* Problem description
Wherever the string "other" occurs in a line of these records, report that line.

___ Information provided ___

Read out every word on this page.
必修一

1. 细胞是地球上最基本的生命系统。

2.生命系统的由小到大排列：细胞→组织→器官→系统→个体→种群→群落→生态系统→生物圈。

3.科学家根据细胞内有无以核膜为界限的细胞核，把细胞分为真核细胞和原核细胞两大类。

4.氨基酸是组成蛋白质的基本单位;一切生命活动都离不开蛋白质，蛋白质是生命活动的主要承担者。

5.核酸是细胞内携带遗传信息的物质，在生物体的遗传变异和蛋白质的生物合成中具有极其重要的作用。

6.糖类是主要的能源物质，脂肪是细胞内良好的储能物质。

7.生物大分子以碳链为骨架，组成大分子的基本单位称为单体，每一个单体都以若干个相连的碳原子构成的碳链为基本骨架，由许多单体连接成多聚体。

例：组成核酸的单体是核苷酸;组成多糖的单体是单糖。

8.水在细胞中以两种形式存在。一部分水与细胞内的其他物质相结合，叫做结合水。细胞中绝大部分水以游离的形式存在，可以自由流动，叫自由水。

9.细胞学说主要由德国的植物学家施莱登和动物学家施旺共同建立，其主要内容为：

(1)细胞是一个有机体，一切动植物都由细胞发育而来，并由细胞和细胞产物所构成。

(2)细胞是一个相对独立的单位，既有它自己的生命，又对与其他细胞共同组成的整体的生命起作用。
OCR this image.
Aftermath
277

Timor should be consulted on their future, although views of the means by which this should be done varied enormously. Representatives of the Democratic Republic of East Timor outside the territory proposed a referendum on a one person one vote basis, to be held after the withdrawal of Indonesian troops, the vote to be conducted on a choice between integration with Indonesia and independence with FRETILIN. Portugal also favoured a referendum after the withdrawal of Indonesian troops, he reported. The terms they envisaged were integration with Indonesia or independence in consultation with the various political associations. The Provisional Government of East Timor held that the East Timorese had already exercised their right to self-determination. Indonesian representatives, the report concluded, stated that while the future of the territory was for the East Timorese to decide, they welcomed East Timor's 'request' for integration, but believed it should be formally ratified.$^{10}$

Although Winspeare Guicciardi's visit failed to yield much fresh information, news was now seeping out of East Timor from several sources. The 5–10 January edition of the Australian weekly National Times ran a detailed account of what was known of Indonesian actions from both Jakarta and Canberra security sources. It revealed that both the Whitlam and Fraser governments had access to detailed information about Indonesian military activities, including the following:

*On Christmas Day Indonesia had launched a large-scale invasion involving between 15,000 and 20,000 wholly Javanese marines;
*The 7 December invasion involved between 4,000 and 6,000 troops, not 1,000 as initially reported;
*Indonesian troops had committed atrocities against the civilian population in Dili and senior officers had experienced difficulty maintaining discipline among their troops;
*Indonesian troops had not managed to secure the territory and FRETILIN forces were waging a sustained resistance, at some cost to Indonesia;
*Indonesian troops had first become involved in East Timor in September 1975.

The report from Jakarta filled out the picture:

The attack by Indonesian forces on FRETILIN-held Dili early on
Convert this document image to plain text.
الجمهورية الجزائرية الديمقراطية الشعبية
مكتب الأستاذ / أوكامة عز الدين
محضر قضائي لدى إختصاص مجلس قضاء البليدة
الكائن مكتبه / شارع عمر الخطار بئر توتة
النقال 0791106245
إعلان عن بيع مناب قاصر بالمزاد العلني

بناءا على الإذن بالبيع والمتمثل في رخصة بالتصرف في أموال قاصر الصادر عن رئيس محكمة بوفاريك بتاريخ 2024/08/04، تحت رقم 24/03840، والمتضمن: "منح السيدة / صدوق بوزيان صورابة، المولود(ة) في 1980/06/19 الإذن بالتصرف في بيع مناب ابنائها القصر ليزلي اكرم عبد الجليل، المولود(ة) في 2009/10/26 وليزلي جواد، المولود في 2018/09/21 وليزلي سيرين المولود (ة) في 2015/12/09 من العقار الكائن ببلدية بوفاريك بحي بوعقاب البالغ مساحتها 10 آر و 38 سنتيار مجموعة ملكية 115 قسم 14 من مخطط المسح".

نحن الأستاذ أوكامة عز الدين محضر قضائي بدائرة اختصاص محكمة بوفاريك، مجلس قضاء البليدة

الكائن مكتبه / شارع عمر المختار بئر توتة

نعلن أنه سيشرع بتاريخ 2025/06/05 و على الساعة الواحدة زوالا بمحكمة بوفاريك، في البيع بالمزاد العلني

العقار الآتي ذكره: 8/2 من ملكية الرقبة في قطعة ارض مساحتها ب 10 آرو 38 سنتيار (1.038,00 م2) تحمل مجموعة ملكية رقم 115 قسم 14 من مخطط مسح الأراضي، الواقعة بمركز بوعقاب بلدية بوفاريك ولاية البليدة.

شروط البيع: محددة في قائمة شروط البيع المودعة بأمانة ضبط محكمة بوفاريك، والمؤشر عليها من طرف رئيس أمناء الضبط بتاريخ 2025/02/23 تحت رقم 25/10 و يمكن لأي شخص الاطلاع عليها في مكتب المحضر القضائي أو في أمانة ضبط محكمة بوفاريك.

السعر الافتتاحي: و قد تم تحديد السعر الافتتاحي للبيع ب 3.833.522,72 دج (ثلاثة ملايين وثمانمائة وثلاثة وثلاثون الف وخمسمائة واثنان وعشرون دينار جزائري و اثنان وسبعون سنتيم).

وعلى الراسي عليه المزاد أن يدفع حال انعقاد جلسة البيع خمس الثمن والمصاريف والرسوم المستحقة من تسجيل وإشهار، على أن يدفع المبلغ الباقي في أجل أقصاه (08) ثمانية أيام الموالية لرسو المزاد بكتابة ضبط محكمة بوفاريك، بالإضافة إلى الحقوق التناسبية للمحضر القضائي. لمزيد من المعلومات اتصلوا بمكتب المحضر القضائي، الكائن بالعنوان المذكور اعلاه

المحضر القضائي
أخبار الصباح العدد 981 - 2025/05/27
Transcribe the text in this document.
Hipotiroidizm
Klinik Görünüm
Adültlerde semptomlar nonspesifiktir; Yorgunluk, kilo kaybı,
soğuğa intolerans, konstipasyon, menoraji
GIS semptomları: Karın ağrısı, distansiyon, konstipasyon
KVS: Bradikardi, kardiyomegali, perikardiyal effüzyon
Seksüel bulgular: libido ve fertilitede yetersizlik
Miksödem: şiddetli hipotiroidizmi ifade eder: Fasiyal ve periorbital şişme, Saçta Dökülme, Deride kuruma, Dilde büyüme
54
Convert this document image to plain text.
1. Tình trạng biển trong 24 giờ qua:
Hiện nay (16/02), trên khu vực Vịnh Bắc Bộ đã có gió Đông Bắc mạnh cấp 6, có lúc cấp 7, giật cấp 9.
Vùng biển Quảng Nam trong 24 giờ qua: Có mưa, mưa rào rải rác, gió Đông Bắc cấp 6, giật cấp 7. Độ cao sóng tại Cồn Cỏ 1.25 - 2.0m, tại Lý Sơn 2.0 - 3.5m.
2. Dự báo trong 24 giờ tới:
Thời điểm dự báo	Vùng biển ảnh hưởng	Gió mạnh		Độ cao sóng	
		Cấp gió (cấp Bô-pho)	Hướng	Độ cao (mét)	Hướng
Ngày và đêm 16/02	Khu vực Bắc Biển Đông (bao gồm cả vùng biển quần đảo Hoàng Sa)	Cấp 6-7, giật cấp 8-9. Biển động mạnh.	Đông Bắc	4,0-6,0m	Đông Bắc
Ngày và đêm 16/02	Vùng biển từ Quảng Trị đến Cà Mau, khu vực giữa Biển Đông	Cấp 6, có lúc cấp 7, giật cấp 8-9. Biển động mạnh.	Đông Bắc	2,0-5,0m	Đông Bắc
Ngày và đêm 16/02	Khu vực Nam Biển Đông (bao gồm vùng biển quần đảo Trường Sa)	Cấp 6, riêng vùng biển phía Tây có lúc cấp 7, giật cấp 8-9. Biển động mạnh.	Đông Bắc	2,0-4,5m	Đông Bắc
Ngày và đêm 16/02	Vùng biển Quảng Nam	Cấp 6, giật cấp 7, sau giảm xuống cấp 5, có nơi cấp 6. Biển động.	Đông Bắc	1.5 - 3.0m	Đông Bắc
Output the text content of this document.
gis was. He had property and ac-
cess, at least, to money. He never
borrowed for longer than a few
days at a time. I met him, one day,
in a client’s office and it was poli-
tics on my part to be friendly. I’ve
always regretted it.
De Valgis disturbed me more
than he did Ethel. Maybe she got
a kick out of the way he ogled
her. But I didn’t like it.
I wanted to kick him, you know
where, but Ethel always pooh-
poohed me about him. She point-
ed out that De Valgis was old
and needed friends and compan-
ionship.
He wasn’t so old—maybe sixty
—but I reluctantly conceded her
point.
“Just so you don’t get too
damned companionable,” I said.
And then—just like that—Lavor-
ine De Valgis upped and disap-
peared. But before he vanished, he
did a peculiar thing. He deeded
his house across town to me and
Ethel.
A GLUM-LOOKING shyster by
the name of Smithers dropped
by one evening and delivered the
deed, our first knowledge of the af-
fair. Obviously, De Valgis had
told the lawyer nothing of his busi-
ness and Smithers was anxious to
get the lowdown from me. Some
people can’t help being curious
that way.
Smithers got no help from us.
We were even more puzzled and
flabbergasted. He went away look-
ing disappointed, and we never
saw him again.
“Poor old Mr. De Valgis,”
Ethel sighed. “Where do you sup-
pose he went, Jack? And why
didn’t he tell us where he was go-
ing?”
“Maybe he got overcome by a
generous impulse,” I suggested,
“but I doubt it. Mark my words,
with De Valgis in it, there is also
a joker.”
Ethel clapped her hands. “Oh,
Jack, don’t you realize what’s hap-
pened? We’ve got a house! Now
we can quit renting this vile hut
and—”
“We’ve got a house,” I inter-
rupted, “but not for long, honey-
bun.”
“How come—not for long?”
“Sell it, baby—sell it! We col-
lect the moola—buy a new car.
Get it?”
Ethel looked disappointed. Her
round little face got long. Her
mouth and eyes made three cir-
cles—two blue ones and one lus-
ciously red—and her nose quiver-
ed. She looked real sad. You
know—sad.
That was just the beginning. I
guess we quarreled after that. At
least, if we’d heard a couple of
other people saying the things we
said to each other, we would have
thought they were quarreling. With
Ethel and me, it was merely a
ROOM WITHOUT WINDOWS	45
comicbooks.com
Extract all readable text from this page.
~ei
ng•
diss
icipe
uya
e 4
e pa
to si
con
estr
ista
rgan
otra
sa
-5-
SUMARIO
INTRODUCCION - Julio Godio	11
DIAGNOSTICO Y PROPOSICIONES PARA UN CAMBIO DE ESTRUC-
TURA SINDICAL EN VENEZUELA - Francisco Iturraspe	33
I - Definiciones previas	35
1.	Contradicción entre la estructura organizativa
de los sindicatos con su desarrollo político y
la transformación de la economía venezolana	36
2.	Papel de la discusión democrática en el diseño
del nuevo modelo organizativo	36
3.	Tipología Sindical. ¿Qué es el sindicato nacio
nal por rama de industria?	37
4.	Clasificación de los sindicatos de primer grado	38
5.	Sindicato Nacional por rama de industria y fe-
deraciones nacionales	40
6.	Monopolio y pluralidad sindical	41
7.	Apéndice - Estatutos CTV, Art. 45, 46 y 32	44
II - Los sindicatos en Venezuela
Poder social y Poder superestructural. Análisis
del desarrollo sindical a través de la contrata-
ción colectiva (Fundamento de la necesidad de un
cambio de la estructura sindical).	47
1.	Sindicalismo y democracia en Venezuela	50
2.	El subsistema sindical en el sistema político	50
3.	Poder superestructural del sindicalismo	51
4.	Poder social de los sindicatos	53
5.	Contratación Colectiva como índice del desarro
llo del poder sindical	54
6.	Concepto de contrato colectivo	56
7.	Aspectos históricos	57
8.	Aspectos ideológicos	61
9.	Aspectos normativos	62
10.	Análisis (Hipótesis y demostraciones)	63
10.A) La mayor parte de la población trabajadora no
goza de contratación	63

___

* Result of the task
other people saying the things we
said to each other, we would have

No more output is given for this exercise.